#### Dataset records:
········

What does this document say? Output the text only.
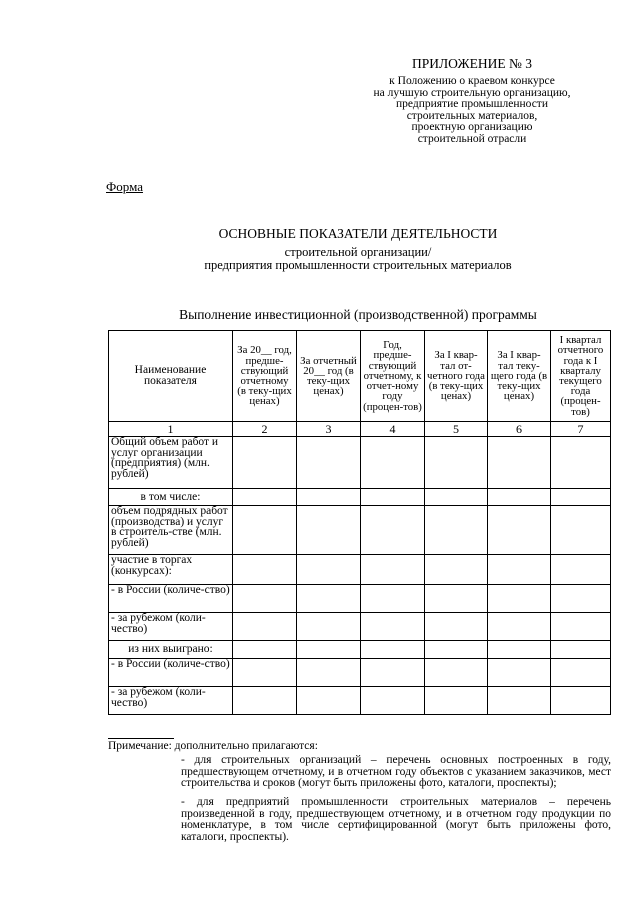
ПРИЛОЖЕНИЕ № 3
к Положению о краевом конкурсе
на лучшую строительную организацию,
предприятие промышленности
строительных материалов,
проектную организацию
строительной отрасли
Форма
ОСНОВНЫЕ ПОКАЗАТЕЛИ ДЕЯТЕЛЬНОСТИ
строительной организации/
предприятия промышленности строительных материалов
Выполнение инвестиционной (производственной) программы
Наименование показателя	За 20__ год, предше-ствующий отчетному (в теку-щих ценах)	За отчетный 20__ год (в теку-щих ценах)	Год, предше-ствующий отчетному, к отчет-ному году (процен-тов)	За I квар-тал от-четного года (в теку-щих ценах)	За I квар-тал теку-щего года (в теку-щих ценах)	I квартал отчетного года к I кварталу текущего года (процен-тов)
1	2	3	4	5	6	7
Общий объем работ и услуг организации (предприятия) (млн. рублей)						
в том числе:						
объем подрядных работ (производства) и услуг в строитель-стве (млн. рублей)						
участие в торгах (конкурсах):						
- в России (количе-ство)						
- за рубежом (коли-чество)						
из них выиграно:						
- в России (количе-ство)						
- за рубежом (коли-чество)						
Примечание: дополнительно прилагаются:
- для строительных организаций – перечень основных построенных в году, предшествующем отчетному, и в отчетном году объектов с указанием заказчиков, мест строительства и сроков (могут быть приложены фото, каталоги, проспекты);
- для предприятий промышленности строительных материалов – перечень произведенной в году, предшествующем отчетному, и в отчетном году продукции по номенклатуре, в том числе сертифицированной (могут быть приложены фото, каталоги, проспекты).
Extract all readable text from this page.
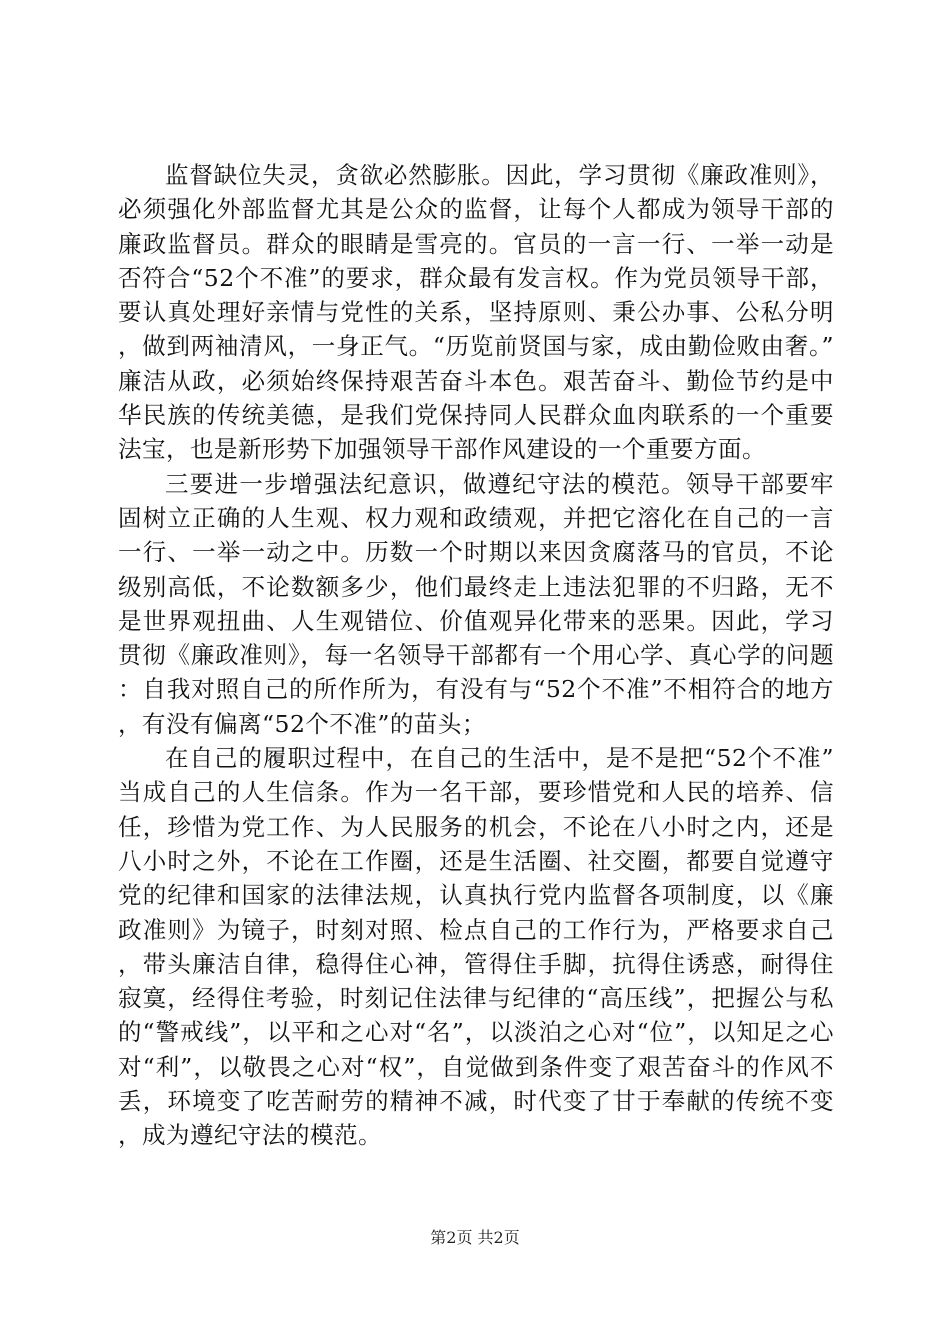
监督缺位失灵，贪欲必然膨胀。因此，学习贯彻《廉政准则》，必须强化外部监督尤其是公众的监督，让每个人都成为领导干部的廉政监督员。群众的眼睛是雪亮的。官员的一言一行、一举一动是否符合“52个不准”的要求，群众最有发言权。作为党员领导干部，要认真处理好亲情与党性的关系，坚持原则、秉公办事、公私分明，做到两袖清风，一身正气。“历览前贤国与家，成由勤俭败由奢。”廉洁从政，必须始终保持艰苦奋斗本色。艰苦奋斗、勤俭节约是中华民族的传统美德，是我们党保持同人民群众血肉联系的一个重要法宝，也是新形势下加强领导干部作风建设的一个重要方面。

三要进一步增强法纪意识，做遵纪守法的模范。领导干部要牢固树立正确的人生观、权力观和政绩观，并把它溶化在自己的一言一行、一举一动之中。历数一个时期以来因贪腐落马的官员，不论级别高低，不论数额多少，他们最终走上违法犯罪的不归路，无不是世界观扭曲、人生观错位、价值观异化带来的恶果。因此，学习贯彻《廉政准则》，每一名领导干部都有一个用心学、真心学的问题：自我对照自己的所作所为，有没有与“52个不准”不相符合的地方，有没有偏离“52个不准”的苗头；

在自己的履职过程中，在自己的生活中，是不是把“52个不准”当成自己的人生信条。作为一名干部，要珍惜党和人民的培养、信任，珍惜为党工作、为人民服务的机会，不论在八小时之内，还是八小时之外，不论在工作圈，还是生活圈、社交圈，都要自觉遵守党的纪律和国家的法律法规，认真执行党内监督各项制度，以《廉政准则》为镜子，时刻对照、检点自己的工作行为，严格要求自己，带头廉洁自律，稳得住心神，管得住手脚，抗得住诱惑，耐得住寂寞，经得住考验，时刻记住法律与纪律的“高压线”，把握公与私的“警戒线”，以平和之心对“名”，以淡泊之心对“位”，以知足之心对“利”，以敬畏之心对“权”，自觉做到条件变了艰苦奋斗的作风不丢，环境变了吃苦耐劳的精神不减，时代变了甘于奉献的传统不变，成为遵纪守法的模范。

第2页 共2页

········

#### Challenge:
Which lines in the listing above hold the word "материалов"? Show each of them.

#### Answer to this task:
строительных материалов,
предприятия промышленности строительных материалов
- для предприятий промышленности строительных материалов – перечень произведенной в году, предшествующем отчетному, и в отчетном году продукции по номенклатуре, в том числе сертифицированной (могут быть приложены фото, каталоги, проспекты).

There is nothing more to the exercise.